══ GIVEN DATA ══

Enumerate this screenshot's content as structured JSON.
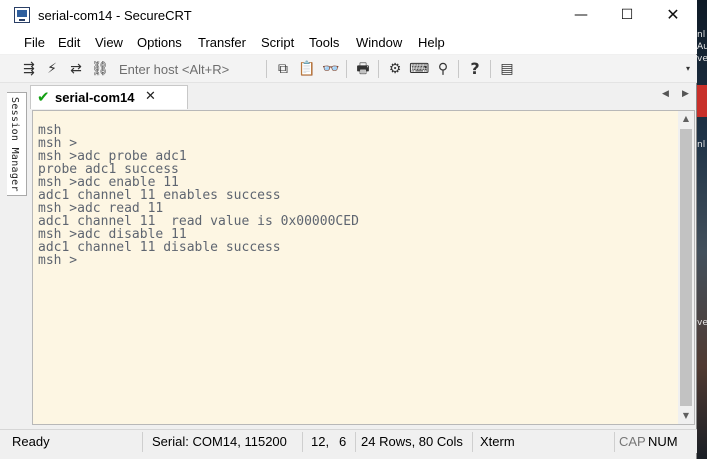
{
  "window": {
    "title": "serial-com14 - SecureCRT",
    "controls": {
      "minimize": "—",
      "maximize": "☐",
      "close": "✕"
    }
  },
  "menu": {
    "items": [
      "File",
      "Edit",
      "View",
      "Options",
      "Transfer",
      "Script",
      "Tools",
      "Window",
      "Help"
    ]
  },
  "toolbar": {
    "host_placeholder": "Enter host <Alt+R>",
    "icons": {
      "connect": "⇶",
      "quick_connect": "⚡",
      "reconnect": "⇄",
      "disconnect": "⛓",
      "copy": "⧉",
      "paste": "📋",
      "find": "👓",
      "print": "🖶",
      "options": "⚙",
      "keymap": "⌨",
      "sftp": "⚲",
      "help": "?",
      "log": "▤"
    },
    "overflow": "▾"
  },
  "side": {
    "session_manager_label": "Session Manager"
  },
  "tabs": {
    "active": {
      "label": "serial-com14",
      "check": "✔",
      "close": "✕"
    },
    "nav_prev": "◀",
    "nav_next": "▶"
  },
  "terminal": {
    "lines": [
      "msh",
      "msh >",
      "msh >adc probe adc1",
      "probe adc1 success",
      "msh >adc enable 11",
      "adc1 channel 11 enables success",
      "msh >adc read 11",
      "adc1 channel 11  read value is 0x00000CED",
      "msh >adc disable 11",
      "adc1 channel 11 disable success",
      "msh >"
    ],
    "scroll_up": "▲",
    "scroll_down": "▼"
  },
  "statusbar": {
    "state": "Ready",
    "connection": "Serial: COM14, 115200",
    "row": "12,",
    "col": "6",
    "size": "24 Rows, 80 Cols",
    "terminal_type": "Xterm",
    "caps": "CAP",
    "num": "NUM"
  },
  "desktop": {
    "fragments": [
      "nl",
      "Au",
      "ve",
      "nl",
      "ve"
    ]
  }
}
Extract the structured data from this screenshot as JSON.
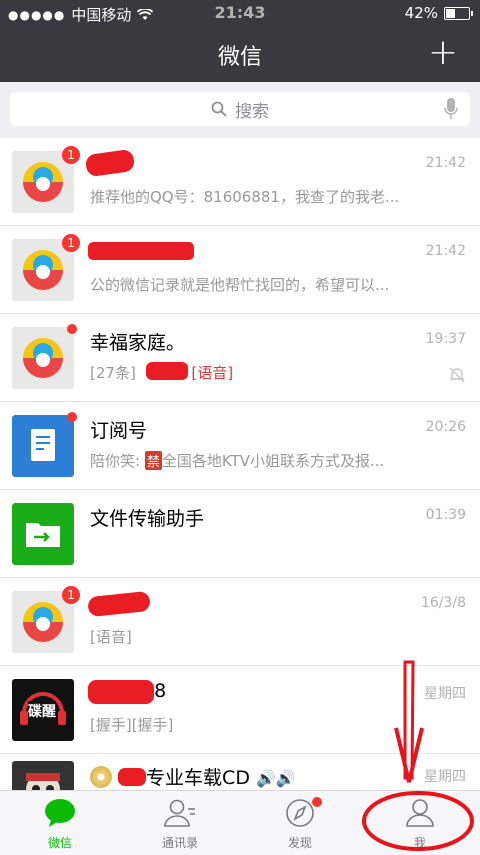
{
  "status": {
    "carrier": "中国移动",
    "time": "21:43",
    "battery_text": "42%",
    "battery_level": 0.42
  },
  "nav": {
    "title": "微信",
    "add_icon": "plus-icon"
  },
  "search": {
    "placeholder": "搜索"
  },
  "chats": [
    {
      "name": "",
      "time": "21:42",
      "preview": "推荐他的QQ号：81606881，我查了的我老...",
      "badge": "1",
      "avatar": "qq-news-avatar"
    },
    {
      "name": "",
      "time": "21:42",
      "preview": "公的微信记录就是他帮忙找回的，希望可以...",
      "badge": "1",
      "avatar": "qq-news-avatar"
    },
    {
      "name": "幸福家庭。",
      "time": "19:37",
      "preview_prefix": "[27条]",
      "preview": "[语音]",
      "avatar": "qq-news-avatar",
      "muted": true
    },
    {
      "name": "订阅号",
      "time": "20:26",
      "preview_prefix": "陪你笑:",
      "forbid_label": "禁",
      "preview": "全国各地KTV小姐联系方式及报...",
      "avatar": "subscription-avatar"
    },
    {
      "name": "文件传输助手",
      "time": "01:39",
      "preview": "",
      "avatar": "file-transfer-avatar"
    },
    {
      "name": "",
      "time": "16/3/8",
      "preview": "[语音]",
      "badge": "1",
      "avatar": "qq-news-avatar"
    },
    {
      "name": "888",
      "time": "星期四",
      "preview": "[握手][握手]",
      "avatar": "headphone-avatar",
      "avatar_text": "碟醒"
    },
    {
      "name": "专业车载CD",
      "time": "星期四",
      "preview": "",
      "avatar": "skull-avatar"
    }
  ],
  "tabs": [
    {
      "label": "微信",
      "icon": "chat-bubble-icon",
      "active": true
    },
    {
      "label": "通讯录",
      "icon": "contacts-icon"
    },
    {
      "label": "发现",
      "icon": "compass-icon"
    },
    {
      "label": "我",
      "icon": "person-icon"
    }
  ],
  "colors": {
    "nav_bg": "#393a3f",
    "accent_green": "#09bb07",
    "badge_red": "#f43530",
    "annotation_red": "#e8141c"
  }
}
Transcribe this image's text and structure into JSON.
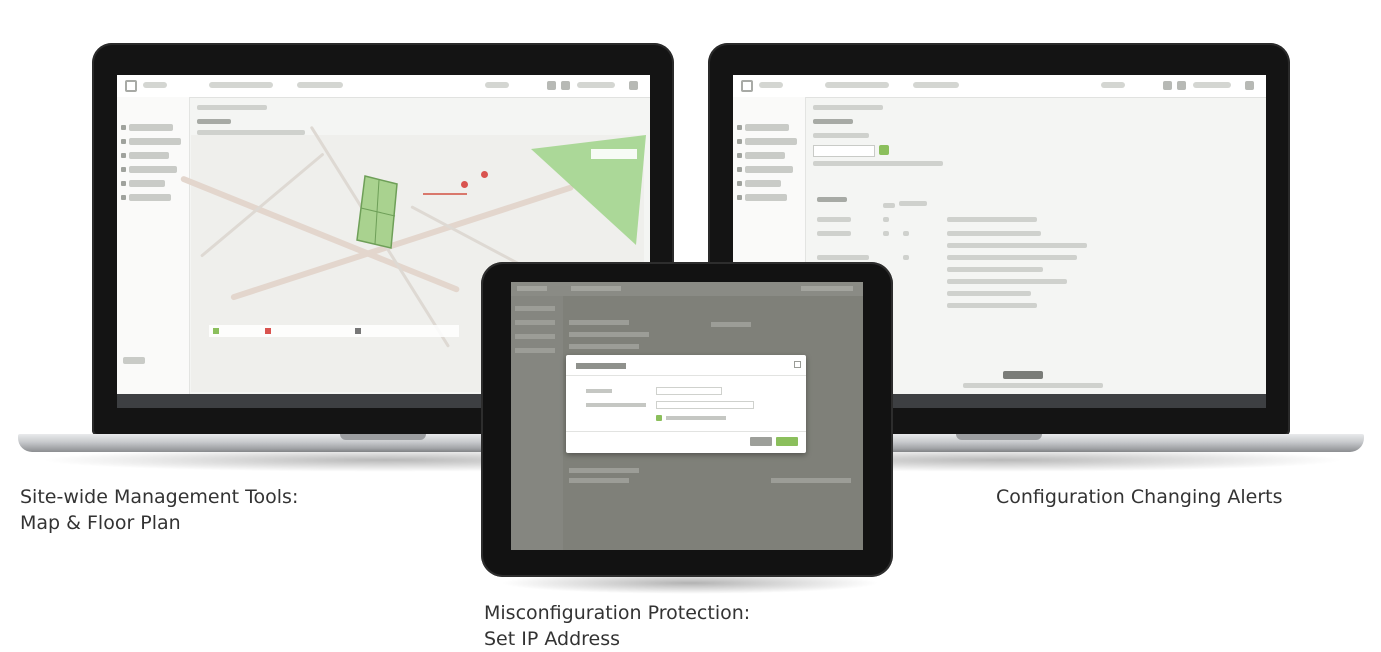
{
  "captions": {
    "left_line1": "Site-wide Management Tools:",
    "left_line2": "Map & Floor Plan",
    "right": "Configuration Changing Alerts",
    "center_line1": "Misconfiguration Protection:",
    "center_line2": "Set IP Address"
  },
  "devices": [
    {
      "name": "left-laptop",
      "screen": "map-floor-plan"
    },
    {
      "name": "right-laptop",
      "screen": "configuration-alerts"
    },
    {
      "name": "center-tablet",
      "screen": "set-ip-address-dialog"
    }
  ],
  "colors": {
    "accent_green": "#8bbf5c",
    "bezel": "#141414",
    "status_bar": "#3d3f42",
    "dialog_overlay": "#7f8079"
  }
}
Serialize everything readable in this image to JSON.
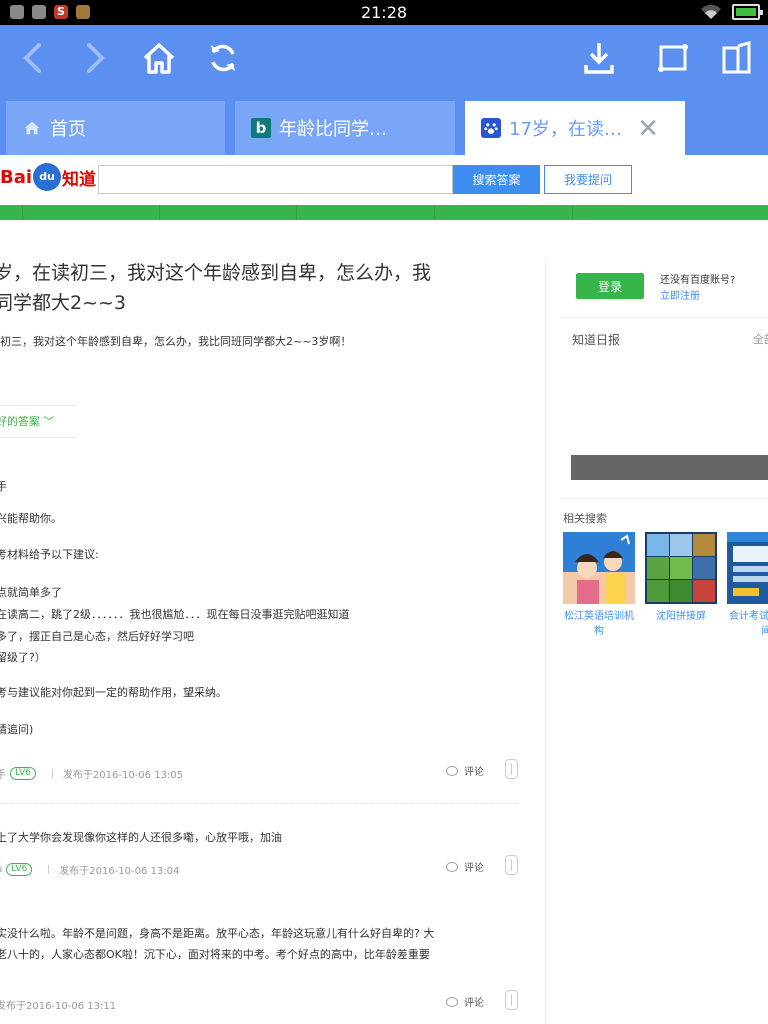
{
  "status_bar": {
    "time": "21:28"
  },
  "tabs": [
    {
      "label": "首页"
    },
    {
      "label": "年龄比同学…"
    },
    {
      "label": "17岁，在读…"
    }
  ],
  "header": {
    "logo_bai": "Bai",
    "logo_du": "du",
    "logo_zhidao": "知道",
    "search_value": "",
    "search_button": "搜索答案",
    "ask_button": "我要提问"
  },
  "question": {
    "title_line1": "岁，在读初三，我对这个年龄感到自卑，怎么办，我",
    "title_line2": "同学都大2~~3",
    "description": "初三，我对这个年龄感到自卑，怎么办，我比同班同学都大2~~3岁啊！"
  },
  "best_answer": {
    "label": "好的答案",
    "lines": [
      "手",
      "兴能帮助你。",
      "考材料给予以下建议:",
      "点就简单多了",
      "在读高二，跳了2级．．．．．．我也很尴尬．．．现在每日没事逛完贴吧逛知道",
      "多了，摆正自己是心态，然后好好学习吧",
      "留级了?）",
      "考与建议能对你起到一定的帮助作用，望采纳。",
      "请追问)"
    ],
    "meta_user": "手",
    "meta_level": "LV6",
    "meta_time": "发布于2016-10-06  13:05",
    "comment": "评论"
  },
  "replies": [
    {
      "text": "上了大学你会发现像你这样的人还很多嘞，心放平哦，加油",
      "meta_user": "u",
      "meta_level": "LV6",
      "meta_time": "发布于2016-10-06  13:04",
      "comment": "评论"
    },
    {
      "text_line1": "实没什么啦。年龄不是问题，身高不是距离。放平心态，年龄这玩意儿有什么好自卑的? 大",
      "text_line2": "老八十的，人家心态都OK啦！沉下心，面对将来的中考。考个好点的高中，比年龄差重要",
      "meta_time": "发布于2016-10-06  13:11",
      "comment": "评论"
    }
  ],
  "sidebar": {
    "login_button": "登录",
    "no_account": "还没有百度账号?",
    "register": "立即注册",
    "daily_title": "知道日报",
    "daily_more": "全部",
    "related_title": "相关搜索",
    "related": [
      {
        "caption_1": "松江英语培训机",
        "caption_2": "构"
      },
      {
        "caption_1": "沈阳拼接屏",
        "caption_2": ""
      },
      {
        "caption_1": "会计考试",
        "caption_2": "间"
      }
    ]
  }
}
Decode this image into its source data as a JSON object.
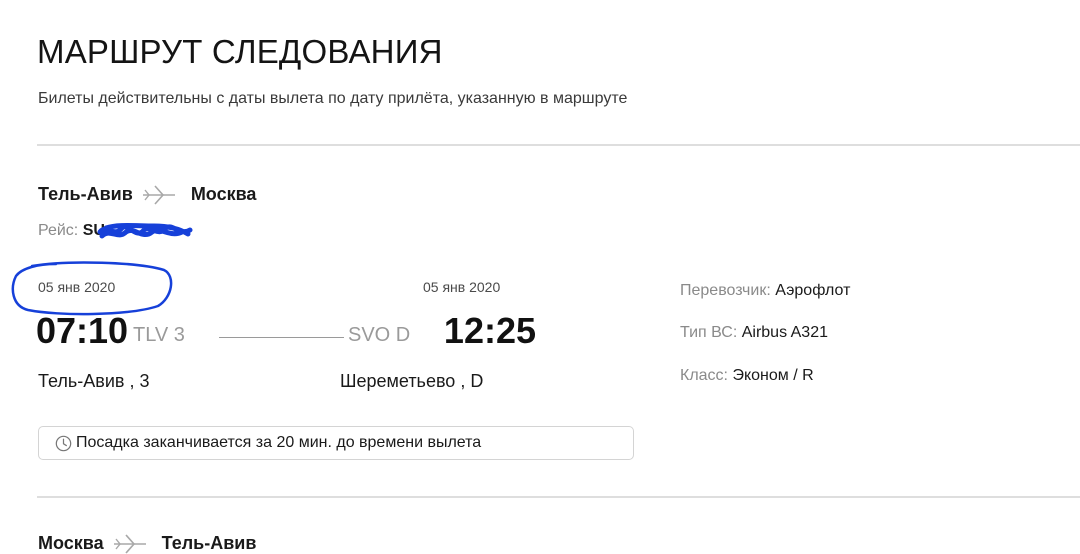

═══

> WRITTEN REQUEST
Show every line that contains the word "success".

> RESPONSE TO THIS TASK
      "probe adc1 success",
      "adc1 channel 11 enables success",
      "adc1 channel 11 disable success",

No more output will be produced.